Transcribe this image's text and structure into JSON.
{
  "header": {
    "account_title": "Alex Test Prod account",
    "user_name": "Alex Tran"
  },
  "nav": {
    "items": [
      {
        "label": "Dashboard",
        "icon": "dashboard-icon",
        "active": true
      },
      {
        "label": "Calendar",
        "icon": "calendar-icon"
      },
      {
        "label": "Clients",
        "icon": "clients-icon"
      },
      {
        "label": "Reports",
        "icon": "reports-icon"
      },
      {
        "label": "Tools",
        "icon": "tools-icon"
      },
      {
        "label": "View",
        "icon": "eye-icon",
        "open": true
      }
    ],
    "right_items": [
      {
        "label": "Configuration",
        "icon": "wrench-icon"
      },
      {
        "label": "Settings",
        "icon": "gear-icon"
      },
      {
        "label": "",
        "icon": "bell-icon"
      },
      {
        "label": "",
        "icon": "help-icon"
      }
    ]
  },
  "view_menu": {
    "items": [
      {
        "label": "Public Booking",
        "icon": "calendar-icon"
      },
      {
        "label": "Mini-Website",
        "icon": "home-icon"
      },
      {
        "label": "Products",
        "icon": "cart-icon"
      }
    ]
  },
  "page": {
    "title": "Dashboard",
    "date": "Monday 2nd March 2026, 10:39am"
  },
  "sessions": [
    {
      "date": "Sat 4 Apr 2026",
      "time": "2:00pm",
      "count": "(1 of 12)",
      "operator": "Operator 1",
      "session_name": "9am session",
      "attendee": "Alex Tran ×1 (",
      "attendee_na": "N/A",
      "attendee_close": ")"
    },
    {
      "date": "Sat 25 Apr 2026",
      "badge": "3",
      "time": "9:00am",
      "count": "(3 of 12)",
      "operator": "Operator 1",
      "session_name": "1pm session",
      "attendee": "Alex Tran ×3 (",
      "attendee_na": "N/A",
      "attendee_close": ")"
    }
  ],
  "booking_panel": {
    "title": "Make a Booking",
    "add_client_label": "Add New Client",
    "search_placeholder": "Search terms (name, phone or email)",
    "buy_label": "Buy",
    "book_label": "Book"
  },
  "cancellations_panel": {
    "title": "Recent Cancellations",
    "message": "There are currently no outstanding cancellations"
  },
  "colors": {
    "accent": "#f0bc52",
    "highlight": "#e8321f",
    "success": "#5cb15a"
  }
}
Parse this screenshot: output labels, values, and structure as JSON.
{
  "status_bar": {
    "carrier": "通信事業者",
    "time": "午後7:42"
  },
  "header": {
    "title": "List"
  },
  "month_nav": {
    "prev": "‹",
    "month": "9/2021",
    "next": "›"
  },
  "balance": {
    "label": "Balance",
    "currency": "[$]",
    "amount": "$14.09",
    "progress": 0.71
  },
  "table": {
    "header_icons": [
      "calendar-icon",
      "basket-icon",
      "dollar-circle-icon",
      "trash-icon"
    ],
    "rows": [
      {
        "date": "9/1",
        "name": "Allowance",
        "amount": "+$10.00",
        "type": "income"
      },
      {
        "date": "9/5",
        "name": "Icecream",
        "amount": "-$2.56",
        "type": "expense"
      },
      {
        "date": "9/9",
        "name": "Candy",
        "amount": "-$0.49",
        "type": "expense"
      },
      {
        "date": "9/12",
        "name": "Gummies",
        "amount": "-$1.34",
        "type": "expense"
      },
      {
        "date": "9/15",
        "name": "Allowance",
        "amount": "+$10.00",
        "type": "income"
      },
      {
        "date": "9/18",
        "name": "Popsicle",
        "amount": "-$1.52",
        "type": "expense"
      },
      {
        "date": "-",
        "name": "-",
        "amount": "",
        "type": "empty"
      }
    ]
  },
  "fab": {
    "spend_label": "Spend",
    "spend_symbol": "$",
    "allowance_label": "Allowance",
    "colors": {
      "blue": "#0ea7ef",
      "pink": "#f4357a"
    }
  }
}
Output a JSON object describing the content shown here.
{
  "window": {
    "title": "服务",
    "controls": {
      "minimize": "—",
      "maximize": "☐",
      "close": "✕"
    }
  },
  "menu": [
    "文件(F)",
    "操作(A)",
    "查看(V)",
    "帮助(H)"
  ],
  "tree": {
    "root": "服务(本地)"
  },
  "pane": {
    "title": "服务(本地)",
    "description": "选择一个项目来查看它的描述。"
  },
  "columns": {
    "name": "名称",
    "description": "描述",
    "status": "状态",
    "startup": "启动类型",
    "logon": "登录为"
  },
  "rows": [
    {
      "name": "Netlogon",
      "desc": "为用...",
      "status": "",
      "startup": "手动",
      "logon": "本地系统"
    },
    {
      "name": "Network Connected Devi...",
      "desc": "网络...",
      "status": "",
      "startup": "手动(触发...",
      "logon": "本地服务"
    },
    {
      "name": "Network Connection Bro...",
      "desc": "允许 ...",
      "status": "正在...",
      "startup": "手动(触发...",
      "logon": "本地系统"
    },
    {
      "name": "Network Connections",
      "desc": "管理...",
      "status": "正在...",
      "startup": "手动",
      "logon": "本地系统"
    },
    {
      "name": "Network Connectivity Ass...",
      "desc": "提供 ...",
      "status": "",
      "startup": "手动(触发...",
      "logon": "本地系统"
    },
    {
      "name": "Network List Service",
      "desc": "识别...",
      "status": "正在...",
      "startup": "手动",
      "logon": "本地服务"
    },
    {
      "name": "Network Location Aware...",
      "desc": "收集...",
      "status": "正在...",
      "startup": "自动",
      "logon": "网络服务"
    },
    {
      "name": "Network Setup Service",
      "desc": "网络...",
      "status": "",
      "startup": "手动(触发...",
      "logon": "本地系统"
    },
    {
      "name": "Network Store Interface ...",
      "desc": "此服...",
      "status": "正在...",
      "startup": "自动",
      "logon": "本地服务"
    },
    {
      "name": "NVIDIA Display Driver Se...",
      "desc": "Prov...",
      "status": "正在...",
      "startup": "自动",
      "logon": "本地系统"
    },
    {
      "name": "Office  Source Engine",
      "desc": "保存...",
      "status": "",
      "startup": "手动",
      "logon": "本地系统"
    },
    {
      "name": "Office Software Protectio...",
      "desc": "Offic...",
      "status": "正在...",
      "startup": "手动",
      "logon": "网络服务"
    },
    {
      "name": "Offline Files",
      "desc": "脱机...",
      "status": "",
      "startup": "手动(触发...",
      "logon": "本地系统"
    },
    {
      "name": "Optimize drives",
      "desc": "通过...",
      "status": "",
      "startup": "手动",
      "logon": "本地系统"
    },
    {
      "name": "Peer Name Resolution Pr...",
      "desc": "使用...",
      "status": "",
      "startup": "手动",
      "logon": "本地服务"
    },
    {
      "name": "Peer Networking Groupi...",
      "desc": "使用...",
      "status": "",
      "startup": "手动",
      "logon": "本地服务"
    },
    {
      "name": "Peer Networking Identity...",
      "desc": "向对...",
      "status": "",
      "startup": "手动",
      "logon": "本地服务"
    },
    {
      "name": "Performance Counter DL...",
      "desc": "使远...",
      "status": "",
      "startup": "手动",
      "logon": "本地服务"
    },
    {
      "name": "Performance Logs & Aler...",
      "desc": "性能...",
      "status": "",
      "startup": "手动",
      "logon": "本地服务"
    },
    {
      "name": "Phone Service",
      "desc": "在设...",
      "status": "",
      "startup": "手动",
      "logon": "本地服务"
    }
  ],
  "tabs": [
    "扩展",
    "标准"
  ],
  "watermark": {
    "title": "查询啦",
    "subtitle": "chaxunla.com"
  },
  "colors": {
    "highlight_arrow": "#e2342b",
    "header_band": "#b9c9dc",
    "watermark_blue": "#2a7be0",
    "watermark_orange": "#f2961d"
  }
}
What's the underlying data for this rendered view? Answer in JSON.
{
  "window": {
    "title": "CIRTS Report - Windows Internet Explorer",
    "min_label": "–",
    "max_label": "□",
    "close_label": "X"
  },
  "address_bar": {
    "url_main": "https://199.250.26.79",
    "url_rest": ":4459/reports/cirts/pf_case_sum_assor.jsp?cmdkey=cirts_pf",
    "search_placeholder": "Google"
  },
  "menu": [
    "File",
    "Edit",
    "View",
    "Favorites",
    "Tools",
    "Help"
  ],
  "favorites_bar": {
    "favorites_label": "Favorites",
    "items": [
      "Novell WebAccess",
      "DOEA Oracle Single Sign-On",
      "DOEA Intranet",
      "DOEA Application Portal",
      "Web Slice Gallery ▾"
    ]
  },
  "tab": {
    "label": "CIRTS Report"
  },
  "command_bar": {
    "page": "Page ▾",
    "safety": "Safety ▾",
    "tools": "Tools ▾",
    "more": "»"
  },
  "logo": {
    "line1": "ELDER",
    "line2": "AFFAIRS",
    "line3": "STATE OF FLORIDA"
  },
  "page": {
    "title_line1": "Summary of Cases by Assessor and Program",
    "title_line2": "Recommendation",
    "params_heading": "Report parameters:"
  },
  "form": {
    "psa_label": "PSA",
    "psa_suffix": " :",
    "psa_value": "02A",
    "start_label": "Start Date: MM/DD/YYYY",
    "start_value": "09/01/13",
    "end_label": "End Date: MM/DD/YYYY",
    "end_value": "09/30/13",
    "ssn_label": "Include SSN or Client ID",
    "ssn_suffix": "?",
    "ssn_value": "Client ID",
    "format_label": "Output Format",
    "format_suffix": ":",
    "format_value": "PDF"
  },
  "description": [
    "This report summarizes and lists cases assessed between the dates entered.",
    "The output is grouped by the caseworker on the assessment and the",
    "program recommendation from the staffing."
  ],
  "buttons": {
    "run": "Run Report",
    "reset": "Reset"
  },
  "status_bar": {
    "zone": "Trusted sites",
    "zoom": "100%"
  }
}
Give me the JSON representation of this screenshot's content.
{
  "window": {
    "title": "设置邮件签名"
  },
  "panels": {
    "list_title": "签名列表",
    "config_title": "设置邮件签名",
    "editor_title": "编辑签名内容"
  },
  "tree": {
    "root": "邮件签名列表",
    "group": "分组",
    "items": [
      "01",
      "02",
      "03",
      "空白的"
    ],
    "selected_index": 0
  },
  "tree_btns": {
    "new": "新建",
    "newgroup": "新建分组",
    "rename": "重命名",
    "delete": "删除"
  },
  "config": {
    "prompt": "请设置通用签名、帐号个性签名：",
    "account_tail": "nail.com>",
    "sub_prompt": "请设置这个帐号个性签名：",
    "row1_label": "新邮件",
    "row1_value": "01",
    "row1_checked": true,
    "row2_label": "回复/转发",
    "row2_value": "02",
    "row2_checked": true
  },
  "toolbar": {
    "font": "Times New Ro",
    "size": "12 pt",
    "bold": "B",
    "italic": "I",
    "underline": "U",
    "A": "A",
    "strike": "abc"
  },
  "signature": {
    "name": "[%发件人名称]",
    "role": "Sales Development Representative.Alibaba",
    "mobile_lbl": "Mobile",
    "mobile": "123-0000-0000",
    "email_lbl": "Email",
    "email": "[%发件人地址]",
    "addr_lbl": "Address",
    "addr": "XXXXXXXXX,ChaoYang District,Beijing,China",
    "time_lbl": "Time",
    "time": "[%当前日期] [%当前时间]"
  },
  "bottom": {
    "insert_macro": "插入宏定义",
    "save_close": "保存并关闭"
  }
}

● ● ●

[Description of the task]: The line containing "Give me the" and every line after it, through the end of the records, should be repeated exactly and alone.

[Problem solution]:
Give me the JSON representation of this screenshot's content.
{
  "window": {
    "title": "设置邮件签名"
  },
  "panels": {
    "list_title": "签名列表",
    "config_title": "设置邮件签名",
    "editor_title": "编辑签名内容"
  },
  "tree": {
    "root": "邮件签名列表",
    "group": "分组",
    "items": [
      "01",
      "02",
      "03",
      "空白的"
    ],
    "selected_index": 0
  },
  "tree_btns": {
    "new": "新建",
    "newgroup": "新建分组",
    "rename": "重命名",
    "delete": "删除"
  },
  "config": {
    "prompt": "请设置通用签名、帐号个性签名：",
    "account_tail": "nail.com>",
    "sub_prompt": "请设置这个帐号个性签名：",
    "row1_label": "新邮件",
    "row1_value": "01",
    "row1_checked": true,
    "row2_label": "回复/转发",
    "row2_value": "02",
    "row2_checked": true
  },
  "toolbar": {
    "font": "Times New Ro",
    "size": "12 pt",
    "bold": "B",
    "italic": "I",
    "underline": "U",
    "A": "A",
    "strike": "abc"
  },
  "signature": {
    "name": "[%发件人名称]",
    "role": "Sales Development Representative.Alibaba",
    "mobile_lbl": "Mobile",
    "mobile": "123-0000-0000",
    "email_lbl": "Email",
    "email": "[%发件人地址]",
    "addr_lbl": "Address",
    "addr": "XXXXXXXXX,ChaoYang District,Beijing,China",
    "time_lbl": "Time",
    "time": "[%当前日期] [%当前时间]"
  },
  "bottom": {
    "insert_macro": "插入宏定义",
    "save_close": "保存并关闭"
  }
}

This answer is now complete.